# start of Task input

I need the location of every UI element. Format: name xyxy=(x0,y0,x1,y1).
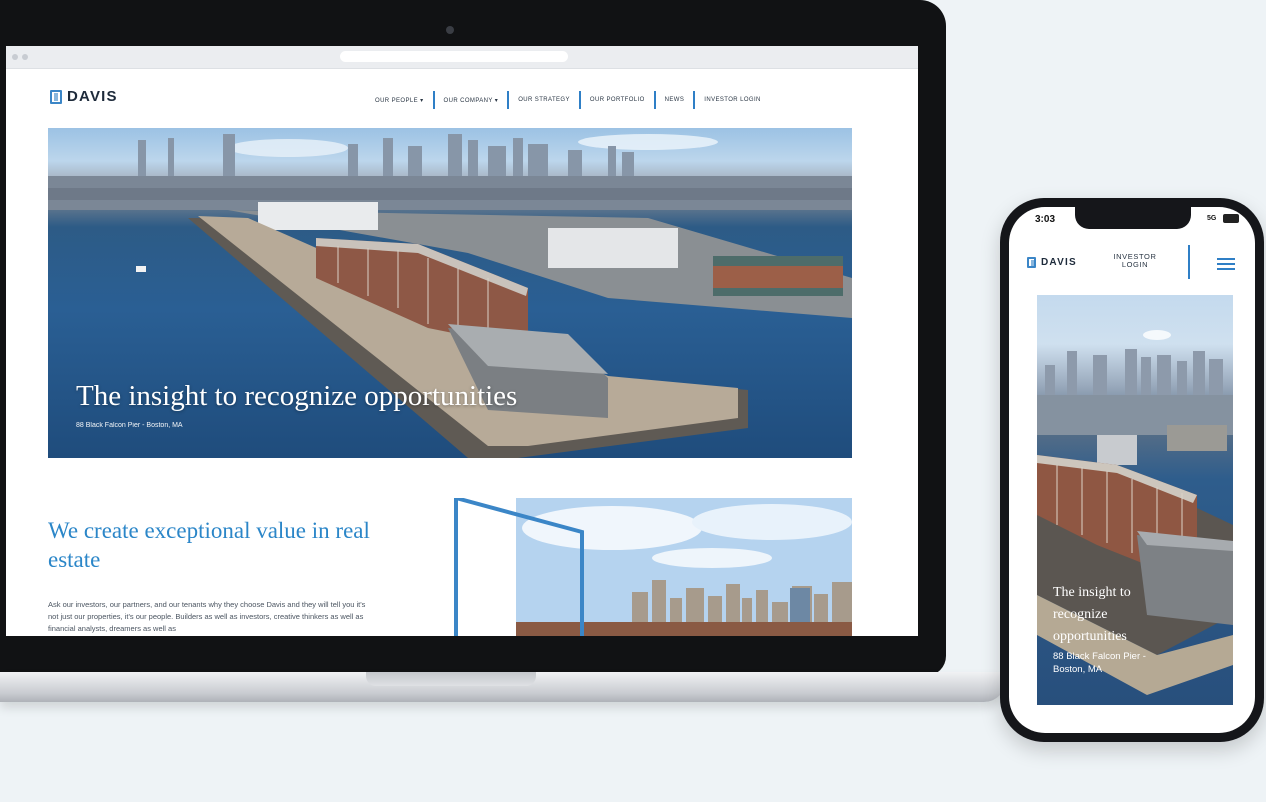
hero-caption: 88 Black Falcon Pier - Boston, MA xyxy=(76,422,183,429)
value-paragraph: Ask our investors, our partners, and our… xyxy=(48,600,366,633)
desktop-browser-window: DAVIS OUR PEOPLE ▾ OUR COMPANY ▾ OUR STR… xyxy=(6,46,918,636)
nav-investor-login[interactable]: INVESTOR LOGIN xyxy=(695,97,770,103)
nav-our-company[interactable]: OUR COMPANY ▾ xyxy=(435,97,508,104)
boston-skyline-image xyxy=(454,498,852,636)
chevron-down-icon: ▾ xyxy=(420,97,424,104)
header-separator xyxy=(1188,245,1190,279)
mobile-investor-login[interactable]: INVESTOR LOGIN xyxy=(1113,253,1157,269)
browser-toolbar xyxy=(6,46,918,69)
site-logo[interactable]: DAVIS xyxy=(50,88,118,105)
mobile-site-logo[interactable]: DAVIS xyxy=(1027,257,1077,268)
main-navigation: OUR PEOPLE ▾ OUR COMPANY ▾ OUR STRATEGY … xyxy=(366,90,770,110)
hero-title: The insight to recognize opportunities xyxy=(76,380,518,412)
davis-logo-mark-icon xyxy=(1027,257,1036,268)
skyline-feature-image xyxy=(452,498,852,636)
nav-label: OUR PEOPLE xyxy=(375,97,419,104)
mobile-browser-window: 3:03 5G DAVIS INVESTOR LOGIN The insight… xyxy=(1009,207,1255,733)
status-time: 3:03 xyxy=(1035,214,1056,225)
mobile-hero-title: The insight to recognize opportunities xyxy=(1053,585,1131,644)
nav-our-people[interactable]: OUR PEOPLE ▾ xyxy=(366,97,433,104)
nav-label: OUR COMPANY xyxy=(443,97,493,104)
davis-logo-mark-icon xyxy=(50,89,62,104)
laptop-base xyxy=(0,672,1006,702)
brand-name: DAVIS xyxy=(1041,257,1077,268)
laptop-frame: DAVIS OUR PEOPLE ▾ OUR COMPANY ▾ OUR STR… xyxy=(0,0,946,676)
webcam-icon xyxy=(446,26,454,34)
network-indicator: 5G xyxy=(1207,215,1217,222)
battery-icon xyxy=(1223,214,1239,223)
laptop-opening-notch xyxy=(366,672,536,686)
hero-banner: The insight to recognize opportunities 8… xyxy=(48,128,852,458)
chevron-down-icon: ▾ xyxy=(494,97,499,104)
brand-name: DAVIS xyxy=(67,88,118,105)
nav-our-portfolio[interactable]: OUR PORTFOLIO xyxy=(581,97,654,103)
nav-our-strategy[interactable]: OUR STRATEGY xyxy=(509,97,579,103)
phone-frame: 3:03 5G DAVIS INVESTOR LOGIN The insight… xyxy=(1000,198,1264,742)
phone-notch xyxy=(1075,207,1191,229)
nav-news[interactable]: NEWS xyxy=(656,97,694,103)
hamburger-menu-icon[interactable] xyxy=(1217,258,1235,270)
window-close-dot[interactable] xyxy=(12,54,18,60)
mobile-hero-banner: The insight to recognize opportunities 8… xyxy=(1037,295,1233,705)
window-minimize-dot[interactable] xyxy=(22,54,28,60)
mobile-hero-caption: 88 Black Falcon Pier - Boston, MA xyxy=(1053,651,1146,675)
value-heading: We create exceptional value in real esta… xyxy=(48,518,370,572)
address-bar[interactable] xyxy=(340,51,568,62)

# end of Task input

→ **Your goal**:
Could you copy out word for word the entries from the line with "Boston, MA xyxy=(76,422,183,429)" to the line with "laptop-frame: DAVIS OUR", including both of those lines?

→ **Complete answer**:
hero-caption: 88 Black Falcon Pier - Boston, MA xyxy=(76,422,183,429)
value-paragraph: Ask our investors, our partners, and our… xyxy=(48,600,366,633)
desktop-browser-window: DAVIS OUR PEOPLE ▾ OUR COMPANY ▾ OUR STR… xyxy=(6,46,918,636)
nav-investor-login[interactable]: INVESTOR LOGIN xyxy=(695,97,770,103)
nav-our-company[interactable]: OUR COMPANY ▾ xyxy=(435,97,508,104)
boston-skyline-image xyxy=(454,498,852,636)
chevron-down-icon: ▾ xyxy=(420,97,424,104)
header-separator xyxy=(1188,245,1190,279)
mobile-investor-login[interactable]: INVESTOR LOGIN xyxy=(1113,253,1157,269)
browser-toolbar xyxy=(6,46,918,69)
site-logo[interactable]: DAVIS xyxy=(50,88,118,105)
mobile-site-logo[interactable]: DAVIS xyxy=(1027,257,1077,268)
main-navigation: OUR PEOPLE ▾ OUR COMPANY ▾ OUR STRATEGY … xyxy=(366,90,770,110)
hero-title: The insight to recognize opportunities xyxy=(76,380,518,412)
davis-logo-mark-icon xyxy=(1027,257,1036,268)
skyline-feature-image xyxy=(452,498,852,636)
nav-label: OUR PEOPLE xyxy=(375,97,419,104)
mobile-browser-window: 3:03 5G DAVIS INVESTOR LOGIN The insight… xyxy=(1009,207,1255,733)
status-time: 3:03 xyxy=(1035,214,1056,225)
mobile-hero-title: The insight to recognize opportunities xyxy=(1053,585,1131,644)
nav-our-people[interactable]: OUR PEOPLE ▾ xyxy=(366,97,433,104)
nav-label: OUR COMPANY xyxy=(443,97,493,104)
davis-logo-mark-icon xyxy=(50,89,62,104)
laptop-base xyxy=(0,672,1006,702)
brand-name: DAVIS xyxy=(1041,257,1077,268)
laptop-frame: DAVIS OUR PEOPLE ▾ OUR COMPANY ▾ OUR STR… xyxy=(0,0,946,676)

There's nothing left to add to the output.